Dataset records
____________

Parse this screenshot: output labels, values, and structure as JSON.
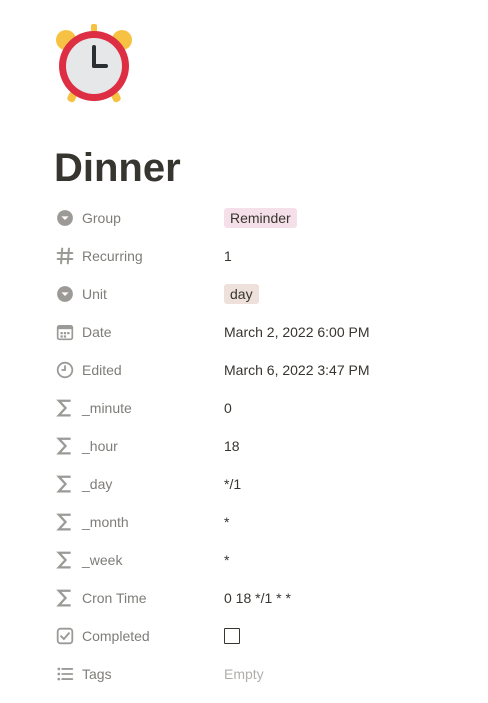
{
  "page": {
    "icon": "alarm-clock-icon",
    "title": "Dinner"
  },
  "properties": [
    {
      "name": "Group",
      "icon": "select-icon",
      "value": "Reminder",
      "type": "tag",
      "color": "#f5e0e9"
    },
    {
      "name": "Recurring",
      "icon": "number-icon",
      "value": "1",
      "type": "text"
    },
    {
      "name": "Unit",
      "icon": "select-icon",
      "value": "day",
      "type": "tag",
      "color": "#eee0da"
    },
    {
      "name": "Date",
      "icon": "calendar-icon",
      "value": "March 2, 2022 6:00 PM",
      "type": "text"
    },
    {
      "name": "Edited",
      "icon": "clock-icon",
      "value": "March 6, 2022 3:47 PM",
      "type": "text"
    },
    {
      "name": "_minute",
      "icon": "formula-icon",
      "value": "0",
      "type": "text"
    },
    {
      "name": "_hour",
      "icon": "formula-icon",
      "value": "18",
      "type": "text"
    },
    {
      "name": "_day",
      "icon": "formula-icon",
      "value": "*/1",
      "type": "text"
    },
    {
      "name": "_month",
      "icon": "formula-icon",
      "value": "*",
      "type": "text"
    },
    {
      "name": "_week",
      "icon": "formula-icon",
      "value": "*",
      "type": "text"
    },
    {
      "name": "Cron Time",
      "icon": "formula-icon",
      "value": "0 18 */1 * *",
      "type": "text"
    },
    {
      "name": "Completed",
      "icon": "checkbox-icon",
      "value": "",
      "checked": false,
      "type": "checkbox"
    },
    {
      "name": "Tags",
      "icon": "list-icon",
      "value": "Empty",
      "type": "empty"
    }
  ]
}
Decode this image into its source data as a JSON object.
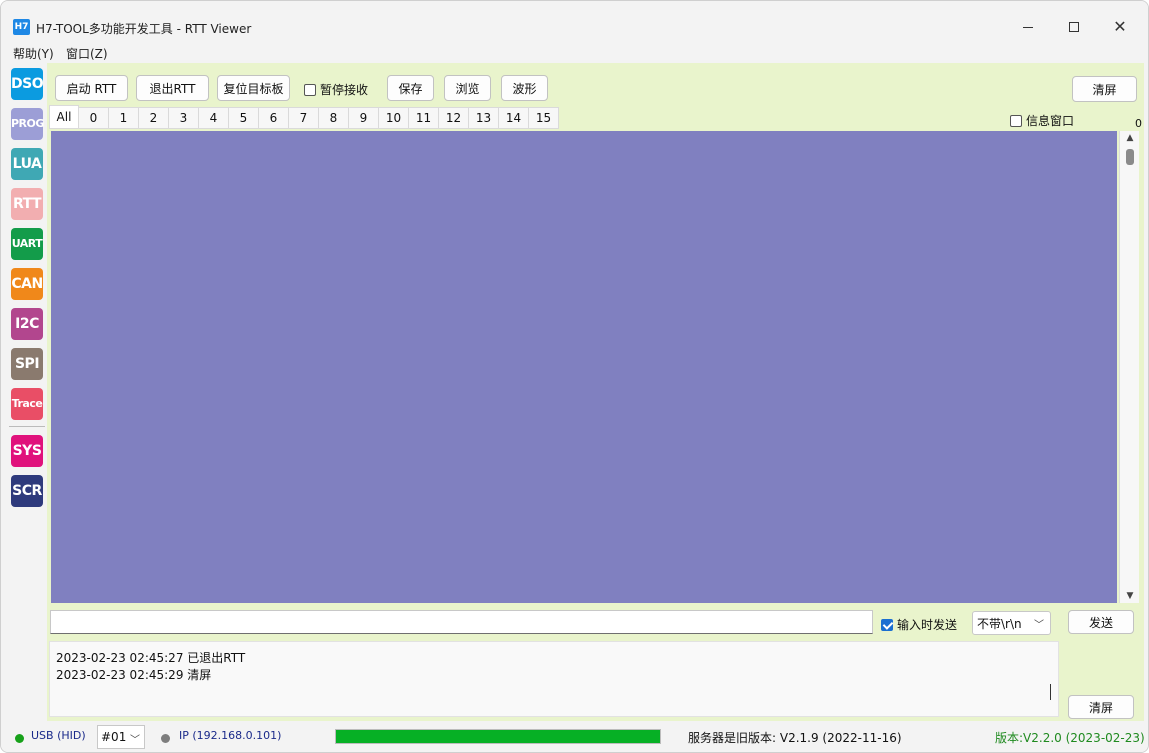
{
  "window": {
    "app_icon": "H7",
    "title": "H7-TOOL多功能开发工具 - RTT Viewer"
  },
  "menu": [
    {
      "label": "帮助(Y)"
    },
    {
      "label": "窗口(Z)"
    }
  ],
  "sidebar": [
    {
      "label": "DSO",
      "color": "#0b9be0"
    },
    {
      "label": "PROG",
      "color": "#9c9ed6"
    },
    {
      "label": "LUA",
      "color": "#3fa8b4"
    },
    {
      "label": "RTT",
      "color": "#f2aeb0"
    },
    {
      "label": "UART",
      "color": "#139c4a"
    },
    {
      "label": "CAN",
      "color": "#f0881a"
    },
    {
      "label": "I2C",
      "color": "#b2468e"
    },
    {
      "label": "SPI",
      "color": "#8a7a6e"
    },
    {
      "label": "Trace",
      "color": "#e94e66"
    },
    {
      "label": "SYS",
      "color": "#e0127c"
    },
    {
      "label": "SCR",
      "color": "#2e3a7c"
    }
  ],
  "toolbar": {
    "start_rtt": "启动 RTT",
    "exit_rtt": "退出RTT",
    "reset_target": "复位目标板",
    "pause_receive": "暂停接收",
    "save": "保存",
    "browse": "浏览",
    "waveform": "波形",
    "clear": "清屏",
    "info_window": "信息窗口"
  },
  "tabs": [
    "All",
    "0",
    "1",
    "2",
    "3",
    "4",
    "5",
    "6",
    "7",
    "8",
    "9",
    "10",
    "11",
    "12",
    "13",
    "14",
    "15"
  ],
  "counter": "0",
  "terminal_color": "#8080c0",
  "send_row": {
    "input_value": "",
    "send_on_input": "输入时发送",
    "line_ending": "不带\\r\\n",
    "send": "发送"
  },
  "log": {
    "lines": [
      "2023-02-23 02:45:27 已退出RTT",
      "2023-02-23 02:45:29 清屏"
    ],
    "clear": "清屏"
  },
  "status": {
    "usb": "USB (HID)",
    "device": "#01",
    "ip": "IP (192.168.0.101)",
    "progress": 1.0,
    "server_version": "服务器是旧版本: V2.1.9 (2022-11-16)",
    "version": "版本:V2.2.0 (2023-02-23)"
  }
}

____________

> [Challenge]
Every entry must be transcribed exactly. Pictures do not belong in the copy.

> [Correct output]
Parse this screenshot: output labels, values, and structure as JSON.
{
  "page": {
    "icon": "alarm-clock-icon",
    "title": "Dinner"
  },
  "properties": [
    {
      "name": "Group",
      "icon": "select-icon",
      "value": "Reminder",
      "type": "tag",
      "color": "#f5e0e9"
    },
    {
      "name": "Recurring",
      "icon": "number-icon",
      "value": "1",
      "type": "text"
    },
    {
      "name": "Unit",
      "icon": "select-icon",
      "value": "day",
      "type": "tag",
      "color": "#eee0da"
    },
    {
      "name": "Date",
      "icon": "calendar-icon",
      "value": "March 2, 2022 6:00 PM",
      "type": "text"
    },
    {
      "name": "Edited",
      "icon": "clock-icon",
      "value": "March 6, 2022 3:47 PM",
      "type": "text"
    },
    {
      "name": "_minute",
      "icon": "formula-icon",
      "value": "0",
      "type": "text"
    },
    {
      "name": "_hour",
      "icon": "formula-icon",
      "value": "18",
      "type": "text"
    },
    {
      "name": "_day",
      "icon": "formula-icon",
      "value": "*/1",
      "type": "text"
    },
    {
      "name": "_month",
      "icon": "formula-icon",
      "value": "*",
      "type": "text"
    },
    {
      "name": "_week",
      "icon": "formula-icon",
      "value": "*",
      "type": "text"
    },
    {
      "name": "Cron Time",
      "icon": "formula-icon",
      "value": "0 18 */1 * *",
      "type": "text"
    },
    {
      "name": "Completed",
      "icon": "checkbox-icon",
      "value": "",
      "checked": false,
      "type": "checkbox"
    },
    {
      "name": "Tags",
      "icon": "list-icon",
      "value": "Empty",
      "type": "empty"
    }
  ]
}
Decode this image into its source data as a JSON object.
{
  "window": {
    "app_icon": "H7",
    "title": "H7-TOOL多功能开发工具 - RTT Viewer"
  },
  "menu": [
    {
      "label": "帮助(Y)"
    },
    {
      "label": "窗口(Z)"
    }
  ],
  "sidebar": [
    {
      "label": "DSO",
      "color": "#0b9be0"
    },
    {
      "label": "PROG",
      "color": "#9c9ed6"
    },
    {
      "label": "LUA",
      "color": "#3fa8b4"
    },
    {
      "label": "RTT",
      "color": "#f2aeb0"
    },
    {
      "label": "UART",
      "color": "#139c4a"
    },
    {
      "label": "CAN",
      "color": "#f0881a"
    },
    {
      "label": "I2C",
      "color": "#b2468e"
    },
    {
      "label": "SPI",
      "color": "#8a7a6e"
    },
    {
      "label": "Trace",
      "color": "#e94e66"
    },
    {
      "label": "SYS",
      "color": "#e0127c"
    },
    {
      "label": "SCR",
      "color": "#2e3a7c"
    }
  ],
  "toolbar": {
    "start_rtt": "启动 RTT",
    "exit_rtt": "退出RTT",
    "reset_target": "复位目标板",
    "pause_receive": "暂停接收",
    "save": "保存",
    "browse": "浏览",
    "waveform": "波形",
    "clear": "清屏",
    "info_window": "信息窗口"
  },
  "tabs": [
    "All",
    "0",
    "1",
    "2",
    "3",
    "4",
    "5",
    "6",
    "7",
    "8",
    "9",
    "10",
    "11",
    "12",
    "13",
    "14",
    "15"
  ],
  "counter": "0",
  "terminal_color": "#8080c0",
  "send_row": {
    "input_value": "",
    "send_on_input": "输入时发送",
    "line_ending": "不带\\r\\n",
    "send": "发送"
  },
  "log": {
    "lines": [
      "2023-02-23 02:45:27 已退出RTT",
      "2023-02-23 02:45:29 清屏"
    ],
    "clear": "清屏"
  },
  "status": {
    "usb": "USB (HID)",
    "device": "#01",
    "ip": "IP (192.168.0.101)",
    "progress": 1.0,
    "server_version": "服务器是旧版本: V2.1.9 (2022-11-16)",
    "version": "版本:V2.2.0 (2023-02-23)"
  }
}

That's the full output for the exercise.